### WORK INSTRUCTIONS
Locate the word "Read" in the material, then show every line that holds it.

....................

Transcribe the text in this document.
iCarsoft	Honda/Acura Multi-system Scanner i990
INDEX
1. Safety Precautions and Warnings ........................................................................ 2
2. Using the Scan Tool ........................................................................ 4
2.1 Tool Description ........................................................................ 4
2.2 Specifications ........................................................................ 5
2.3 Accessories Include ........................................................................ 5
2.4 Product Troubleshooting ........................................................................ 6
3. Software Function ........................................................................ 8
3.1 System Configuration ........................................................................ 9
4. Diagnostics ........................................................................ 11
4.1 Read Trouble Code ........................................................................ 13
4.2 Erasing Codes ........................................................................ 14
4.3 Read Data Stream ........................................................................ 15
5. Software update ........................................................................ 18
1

....................

### WRITTEN ANSWER
4.1 Read Trouble Code ........................................................................ 13
4.3 Read Data Stream ........................................................................ 15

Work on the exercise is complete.